# [Énoncé du problème A]
Énumérez les grands axes que dégage le texte sur le fleurissement pour replacer celui-ci dans son contexte urbanistique.

# [Texte fourni]
Dans le détail, 5 responsables sur 20 ont une définition plutôt restrictive comprenant les fleurs, leur support éventuel (jardinière suspensions) ou la composition paysagère (mais un seul utilise réellement le mot « paysage ») intégrant ces fleurs, c’est-à-dire le rideau d’arbustes au fond et le gazon autour. Les autres parlent souvent du fleurissement comme d’un « tout » ou d’un « ensemble », quitte à se réfugier si nécessaire dans la grille d’évaluation du concours. Il faut en fait s’éclairer d’une partie des réponses données à la question « pourquoi faire du fleurissement?» pour comprendre quelle est la nature du fleurissement selon ces responsables. Il se dégage alors quelques grands axes qu’il faut développer pour replacer le fleurissement dans son contexte urbanistique :
– Le fleurissement comme réserve de nature en ville
– Le fleurissement comme embellissement de la ville par le végétal
– Le fleurissement comme vitrine d’une ville changeante .

# [Extraits de données]

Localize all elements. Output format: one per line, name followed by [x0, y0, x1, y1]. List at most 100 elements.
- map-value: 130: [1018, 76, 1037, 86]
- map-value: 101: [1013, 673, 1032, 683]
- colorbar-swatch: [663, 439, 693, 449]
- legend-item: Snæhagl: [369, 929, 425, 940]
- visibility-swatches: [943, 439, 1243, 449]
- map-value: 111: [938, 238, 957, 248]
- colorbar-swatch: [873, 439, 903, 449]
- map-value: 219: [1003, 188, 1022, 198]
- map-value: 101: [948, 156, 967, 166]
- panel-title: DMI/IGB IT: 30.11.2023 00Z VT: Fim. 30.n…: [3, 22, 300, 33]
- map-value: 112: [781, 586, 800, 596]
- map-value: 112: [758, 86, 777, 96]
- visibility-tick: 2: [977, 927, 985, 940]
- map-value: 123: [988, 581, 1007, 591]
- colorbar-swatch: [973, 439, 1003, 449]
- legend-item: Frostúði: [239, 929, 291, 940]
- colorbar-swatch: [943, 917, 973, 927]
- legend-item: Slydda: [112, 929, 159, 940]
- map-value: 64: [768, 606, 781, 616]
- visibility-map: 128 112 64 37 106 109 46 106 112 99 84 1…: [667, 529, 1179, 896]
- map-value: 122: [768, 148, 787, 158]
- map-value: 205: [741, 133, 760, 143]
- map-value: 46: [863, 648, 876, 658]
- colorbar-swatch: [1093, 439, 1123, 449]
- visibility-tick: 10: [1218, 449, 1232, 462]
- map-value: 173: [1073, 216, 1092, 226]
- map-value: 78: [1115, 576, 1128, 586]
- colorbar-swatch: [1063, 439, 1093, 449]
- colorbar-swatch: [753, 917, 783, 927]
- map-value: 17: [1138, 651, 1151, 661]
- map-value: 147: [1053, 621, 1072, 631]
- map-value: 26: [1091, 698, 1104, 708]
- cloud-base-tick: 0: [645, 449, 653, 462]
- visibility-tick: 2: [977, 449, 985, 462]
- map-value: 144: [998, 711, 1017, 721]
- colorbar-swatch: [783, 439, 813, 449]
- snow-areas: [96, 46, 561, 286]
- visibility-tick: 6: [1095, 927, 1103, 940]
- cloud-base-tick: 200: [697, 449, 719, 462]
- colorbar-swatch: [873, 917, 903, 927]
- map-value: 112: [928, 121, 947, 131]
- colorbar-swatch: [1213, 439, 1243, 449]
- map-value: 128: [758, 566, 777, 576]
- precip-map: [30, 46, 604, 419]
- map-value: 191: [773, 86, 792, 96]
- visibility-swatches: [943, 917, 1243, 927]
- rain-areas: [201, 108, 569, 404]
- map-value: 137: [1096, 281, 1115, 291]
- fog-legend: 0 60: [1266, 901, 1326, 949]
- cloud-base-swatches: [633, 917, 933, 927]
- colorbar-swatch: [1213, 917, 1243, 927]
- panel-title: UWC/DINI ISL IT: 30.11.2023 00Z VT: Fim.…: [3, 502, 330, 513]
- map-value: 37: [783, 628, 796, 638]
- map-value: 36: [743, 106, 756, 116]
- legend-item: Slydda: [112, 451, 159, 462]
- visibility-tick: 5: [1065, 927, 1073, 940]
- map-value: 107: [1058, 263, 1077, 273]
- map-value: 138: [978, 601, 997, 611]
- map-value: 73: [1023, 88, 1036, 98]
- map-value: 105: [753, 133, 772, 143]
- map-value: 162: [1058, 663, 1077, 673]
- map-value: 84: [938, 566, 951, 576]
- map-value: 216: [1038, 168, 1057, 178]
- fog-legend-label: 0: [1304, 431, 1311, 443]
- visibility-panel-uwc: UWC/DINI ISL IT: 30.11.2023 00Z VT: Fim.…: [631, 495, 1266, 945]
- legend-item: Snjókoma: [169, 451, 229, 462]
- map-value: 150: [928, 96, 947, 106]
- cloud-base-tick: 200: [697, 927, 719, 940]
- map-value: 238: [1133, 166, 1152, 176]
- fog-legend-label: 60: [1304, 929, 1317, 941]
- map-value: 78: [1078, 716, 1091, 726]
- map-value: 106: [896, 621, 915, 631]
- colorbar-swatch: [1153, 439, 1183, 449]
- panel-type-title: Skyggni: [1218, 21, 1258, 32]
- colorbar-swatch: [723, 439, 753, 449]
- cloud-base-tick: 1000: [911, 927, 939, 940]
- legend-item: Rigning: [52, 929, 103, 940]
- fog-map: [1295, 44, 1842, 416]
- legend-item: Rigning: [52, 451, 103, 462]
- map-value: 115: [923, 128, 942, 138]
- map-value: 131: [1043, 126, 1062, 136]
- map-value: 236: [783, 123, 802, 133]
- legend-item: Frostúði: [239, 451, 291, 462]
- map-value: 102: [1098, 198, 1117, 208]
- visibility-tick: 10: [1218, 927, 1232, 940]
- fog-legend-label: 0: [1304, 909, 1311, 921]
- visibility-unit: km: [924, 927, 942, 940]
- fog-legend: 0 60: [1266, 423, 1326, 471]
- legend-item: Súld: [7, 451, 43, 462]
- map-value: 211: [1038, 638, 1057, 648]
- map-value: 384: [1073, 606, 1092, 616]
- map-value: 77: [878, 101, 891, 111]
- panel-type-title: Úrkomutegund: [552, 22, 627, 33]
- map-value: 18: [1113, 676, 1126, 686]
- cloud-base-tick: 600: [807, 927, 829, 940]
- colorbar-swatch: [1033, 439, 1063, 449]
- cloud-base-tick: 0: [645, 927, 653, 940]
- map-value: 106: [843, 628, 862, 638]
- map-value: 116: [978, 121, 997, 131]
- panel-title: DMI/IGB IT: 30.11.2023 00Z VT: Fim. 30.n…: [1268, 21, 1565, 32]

# [Énoncé du problème B]
Reprenez les entrées depuis leur première ligne jusqu'à la ligne contenant « - visibility-swatches: [943, 917, 1243, 927] », incluse, en changeant « colorbar-swatch » en « color-swatch » et sans rien modifier d'autre.

# [Réponse rédigée A]
- Le fleurissement comme réserve de nature en ville
- Le fleurissement comme embellissement de la ville par le végétal
- Le fleurissement comme vitrine d'une ville changeante

# [Réponse rédigée B]
Localize all elements. Output format: one per line, name followed by [x0, y0, x1, y1]. List at most 100 elements.
- map-value: 130: [1018, 76, 1037, 86]
- map-value: 101: [1013, 673, 1032, 683]
- color-swatch: [663, 439, 693, 449]
- legend-item: Snæhagl: [369, 929, 425, 940]
- visibility-swatches: [943, 439, 1243, 449]
- map-value: 111: [938, 238, 957, 248]
- color-swatch: [873, 439, 903, 449]
- map-value: 219: [1003, 188, 1022, 198]
- map-value: 101: [948, 156, 967, 166]
- panel-title: DMI/IGB IT: 30.11.2023 00Z VT: Fim. 30.n…: [3, 22, 300, 33]
- map-value: 112: [781, 586, 800, 596]
- map-value: 112: [758, 86, 777, 96]
- visibility-tick: 2: [977, 927, 985, 940]
- map-value: 123: [988, 581, 1007, 591]
- color-swatch: [973, 439, 1003, 449]
- legend-item: Frostúði: [239, 929, 291, 940]
- color-swatch: [943, 917, 973, 927]
- legend-item: Slydda: [112, 929, 159, 940]
- map-value: 64: [768, 606, 781, 616]
- visibility-map: 128 112 64 37 106 109 46 106 112 99 84 1…: [667, 529, 1179, 896]
- map-value: 122: [768, 148, 787, 158]
- map-value: 205: [741, 133, 760, 143]
- map-value: 46: [863, 648, 876, 658]
- color-swatch: [1093, 439, 1123, 449]
- visibility-tick: 10: [1218, 449, 1232, 462]
- map-value: 173: [1073, 216, 1092, 226]
- map-value: 78: [1115, 576, 1128, 586]
- color-swatch: [1063, 439, 1093, 449]
- color-swatch: [753, 917, 783, 927]
- map-value: 17: [1138, 651, 1151, 661]
- map-value: 147: [1053, 621, 1072, 631]
- map-value: 26: [1091, 698, 1104, 708]
- cloud-base-tick: 0: [645, 449, 653, 462]
- visibility-tick: 2: [977, 449, 985, 462]
- map-value: 144: [998, 711, 1017, 721]
- color-swatch: [783, 439, 813, 449]
- snow-areas: [96, 46, 561, 286]
- visibility-tick: 6: [1095, 927, 1103, 940]
- cloud-base-tick: 200: [697, 449, 719, 462]
- color-swatch: [873, 917, 903, 927]
- map-value: 112: [928, 121, 947, 131]
- color-swatch: [1213, 439, 1243, 449]
- map-value: 128: [758, 566, 777, 576]
- precip-map: [30, 46, 604, 419]
- map-value: 191: [773, 86, 792, 96]
- visibility-swatches: [943, 917, 1243, 927]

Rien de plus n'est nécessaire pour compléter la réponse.